**Work required**
Only the lines holding the string "period" are needed. Copy each one.

— Start of Exercise input —

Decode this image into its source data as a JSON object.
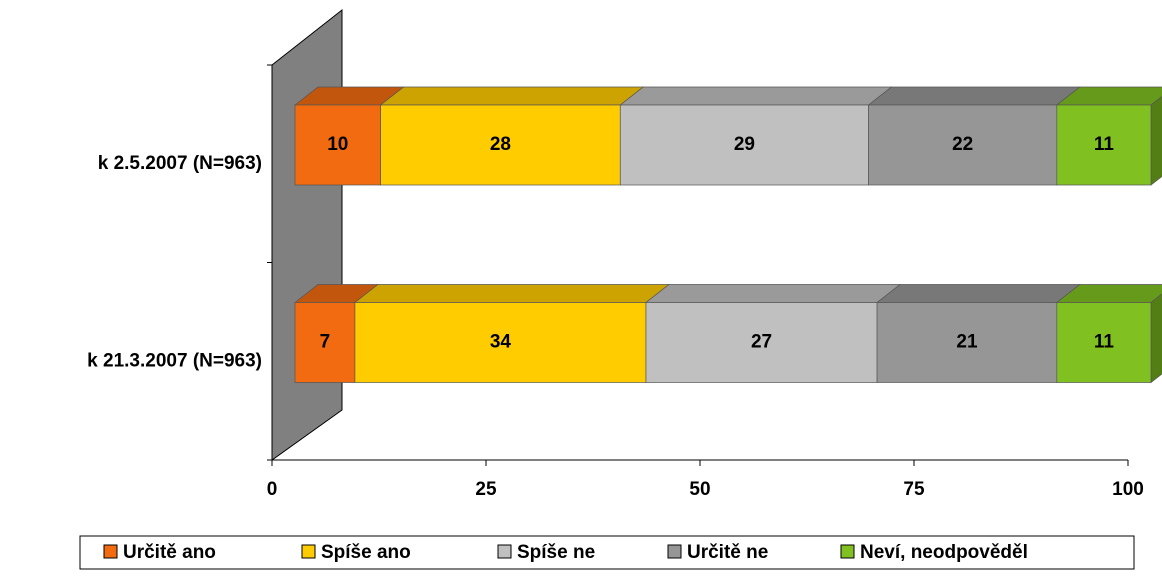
{
  "chart_data": {
    "type": "stacked-bar-3d",
    "orientation": "horizontal",
    "categories": [
      "k 2.5.2007 (N=963)",
      "k 21.3.2007 (N=963)"
    ],
    "series": [
      {
        "name": "Určitě ano",
        "color": "#f26b10",
        "values": [
          10,
          7
        ]
      },
      {
        "name": "Spíše ano",
        "color": "#ffcc00",
        "values": [
          28,
          34
        ]
      },
      {
        "name": "Spíše ne",
        "color": "#c0c0c0",
        "values": [
          29,
          27
        ]
      },
      {
        "name": "Určitě ne",
        "color": "#969696",
        "values": [
          22,
          21
        ]
      },
      {
        "name": "Neví, neodpověděl",
        "color": "#80c020",
        "values": [
          11,
          11
        ]
      }
    ],
    "xlim": [
      0,
      100
    ],
    "xticks": [
      0,
      25,
      50,
      75,
      100
    ],
    "legend": "bottom"
  }
}
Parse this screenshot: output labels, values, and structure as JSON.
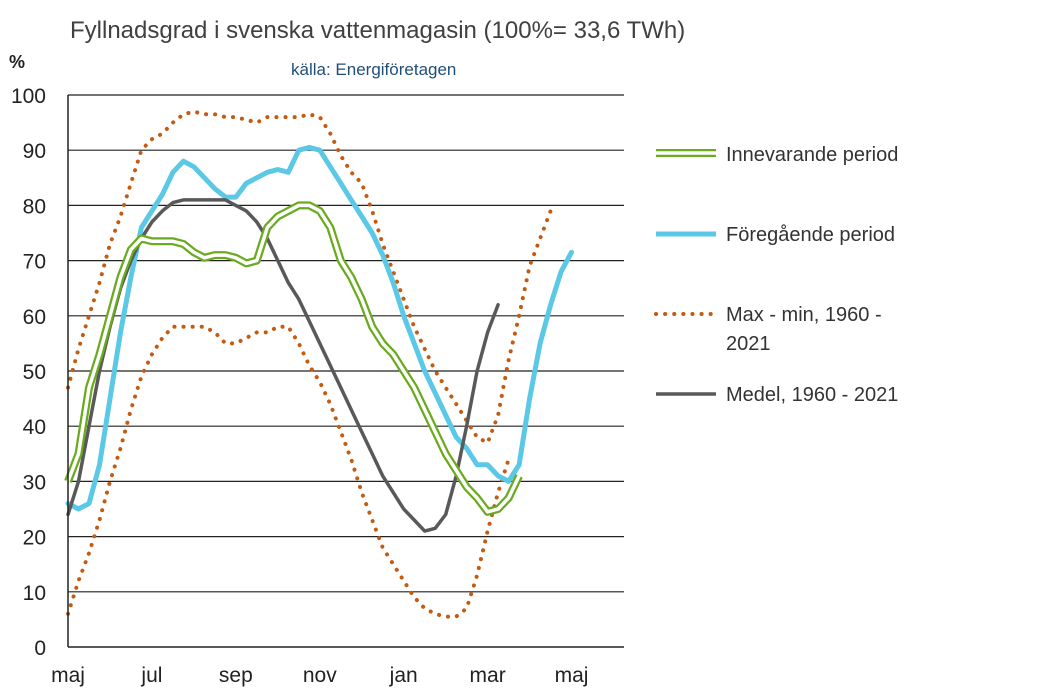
{
  "chart_data": {
    "type": "line",
    "title": "Fyllnadsgrad i svenska vattenmagasin (100%= 33,6 TWh)",
    "subtitle": "källa: Energiföretagen",
    "ylabel": "%",
    "ylim": [
      0,
      100
    ],
    "yticks": [
      0,
      10,
      20,
      30,
      40,
      50,
      60,
      70,
      80,
      90,
      100
    ],
    "xlim": [
      18,
      71
    ],
    "xticks": [
      {
        "week": 18,
        "label": "maj"
      },
      {
        "week": 26,
        "label": "jul"
      },
      {
        "week": 34,
        "label": "sep"
      },
      {
        "week": 42,
        "label": "nov"
      },
      {
        "week": 50,
        "label": "jan"
      },
      {
        "week": 58,
        "label": "mar"
      },
      {
        "week": 66,
        "label": "maj"
      }
    ],
    "grid": "horizontal",
    "legend_position": "right",
    "series": [
      {
        "name": "Innevarande period",
        "style": "double-line",
        "color": "#6aaa1e",
        "x": [
          18,
          19,
          20,
          21,
          22,
          23,
          24,
          25,
          26,
          27,
          28,
          29,
          30,
          31,
          32,
          33,
          34,
          35,
          36,
          37,
          38,
          39,
          40,
          41,
          42,
          43,
          44,
          45,
          46,
          47,
          48,
          49,
          50,
          51,
          52,
          53,
          54,
          55,
          56,
          57,
          58,
          59,
          60,
          61,
          62,
          63,
          64,
          65,
          66
        ],
        "y": [
          30,
          35,
          47,
          53,
          60,
          67,
          72,
          74,
          73.5,
          73.5,
          73.5,
          73,
          71.5,
          70.5,
          71,
          71,
          70.5,
          69.5,
          70,
          76,
          78,
          79,
          80,
          80,
          79,
          76,
          70,
          67,
          63,
          58,
          55,
          53,
          50,
          47,
          43,
          39,
          35,
          32,
          29,
          27,
          24.5,
          25,
          27,
          31,
          null,
          null,
          null,
          null,
          null
        ]
      },
      {
        "name": "Föregående period",
        "color": "#5bc8e6",
        "x": [
          18,
          19,
          20,
          21,
          22,
          23,
          24,
          25,
          26,
          27,
          28,
          29,
          30,
          31,
          32,
          33,
          34,
          35,
          36,
          37,
          38,
          39,
          40,
          41,
          42,
          43,
          44,
          45,
          46,
          47,
          48,
          49,
          50,
          51,
          52,
          53,
          54,
          55,
          56,
          57,
          58,
          59,
          60,
          61,
          62,
          63,
          64,
          65,
          66,
          67,
          68,
          69,
          70,
          71
        ],
        "y": [
          26,
          25,
          26,
          33,
          45,
          57,
          67,
          76,
          79,
          82,
          86,
          88,
          87,
          85,
          83,
          81.5,
          81.5,
          84,
          85,
          86,
          86.5,
          86,
          90,
          90.5,
          90,
          87,
          84,
          81,
          78,
          75,
          71,
          66,
          60,
          55,
          50,
          46,
          42,
          38,
          36,
          33,
          33,
          31,
          30,
          33,
          45,
          55,
          62,
          68,
          71.5,
          null,
          null,
          null,
          null,
          null
        ]
      },
      {
        "name": "Max - min, 1960 - 2021",
        "style": "dotted",
        "color": "#c55a11",
        "x": [
          18,
          19,
          20,
          21,
          22,
          23,
          24,
          25,
          26,
          27,
          28,
          29,
          30,
          31,
          32,
          33,
          34,
          35,
          36,
          37,
          38,
          39,
          40,
          41,
          42,
          43,
          44,
          45,
          46,
          47,
          48,
          49,
          50,
          51,
          52,
          53,
          54,
          55,
          56,
          57,
          58,
          59,
          60,
          61,
          62,
          63,
          64,
          65,
          66,
          67,
          68,
          69,
          70,
          71
        ],
        "max": [
          47,
          54,
          60,
          66,
          73,
          78,
          84,
          90,
          92,
          93,
          95,
          96.5,
          97,
          96.5,
          96.5,
          96,
          96,
          95.5,
          95,
          96,
          96,
          96,
          96,
          96.5,
          96,
          93,
          89,
          86,
          84,
          79,
          73,
          68,
          63,
          58,
          54,
          50,
          47,
          44,
          41,
          38,
          37,
          42,
          52,
          60,
          69,
          74,
          79,
          null,
          null,
          null,
          null,
          null,
          null,
          null
        ],
        "min": [
          6,
          12,
          17,
          23,
          30,
          36,
          43,
          49,
          53,
          56,
          58,
          58,
          58,
          58,
          57,
          55,
          55,
          56,
          57,
          57,
          58,
          58,
          55,
          51,
          48,
          44,
          39,
          34,
          28,
          23,
          18,
          15,
          12,
          9,
          7,
          6,
          5.5,
          5.5,
          7,
          13,
          21,
          28,
          34,
          null,
          null,
          null,
          null,
          null,
          null,
          null,
          null,
          null,
          null,
          null
        ]
      },
      {
        "name": "Medel, 1960 - 2021",
        "color": "#595959",
        "x": [
          18,
          19,
          20,
          21,
          22,
          23,
          24,
          25,
          26,
          27,
          28,
          29,
          30,
          31,
          32,
          33,
          34,
          35,
          36,
          37,
          38,
          39,
          40,
          41,
          42,
          43,
          44,
          45,
          46,
          47,
          48,
          49,
          50,
          51,
          52,
          53,
          54,
          55,
          56,
          57,
          58,
          59,
          60,
          61,
          62,
          63,
          64,
          65,
          66,
          67,
          68,
          69,
          70,
          71
        ],
        "y": [
          24,
          30,
          40,
          50,
          58,
          65,
          70,
          74,
          77,
          79,
          80.5,
          81,
          81,
          81,
          81,
          81,
          80,
          79,
          77,
          74,
          70,
          66,
          63,
          59,
          55,
          51,
          47,
          43,
          39,
          35,
          31,
          28,
          25,
          23,
          21,
          21.5,
          24,
          31,
          40,
          50,
          57,
          62,
          null,
          null,
          null,
          null,
          null,
          null,
          null,
          null,
          null,
          null,
          null,
          null
        ]
      }
    ]
  }
}
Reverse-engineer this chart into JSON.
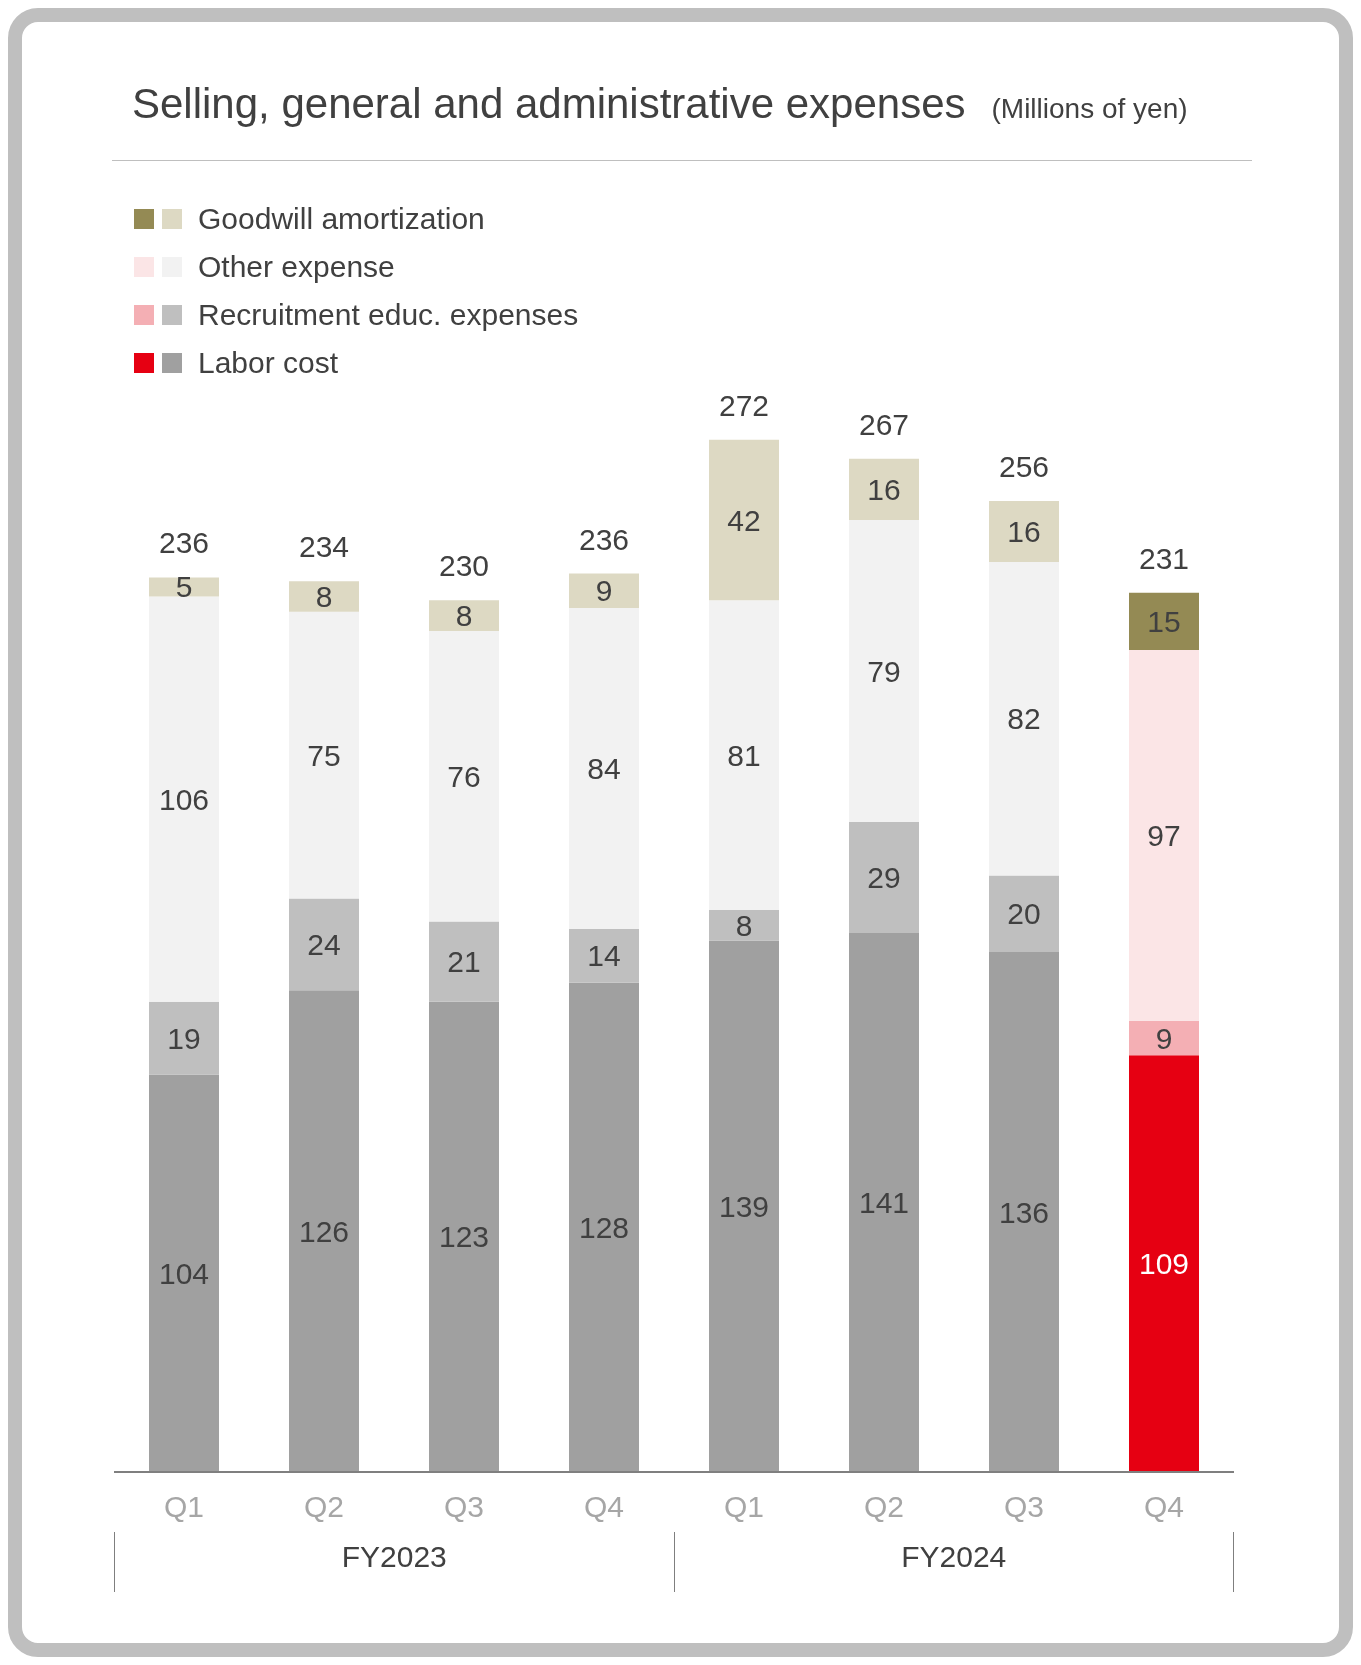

— End of Exercise input —

**Solution to the problem**
        "name": "Innevarande period",
        "name": "Föregående period",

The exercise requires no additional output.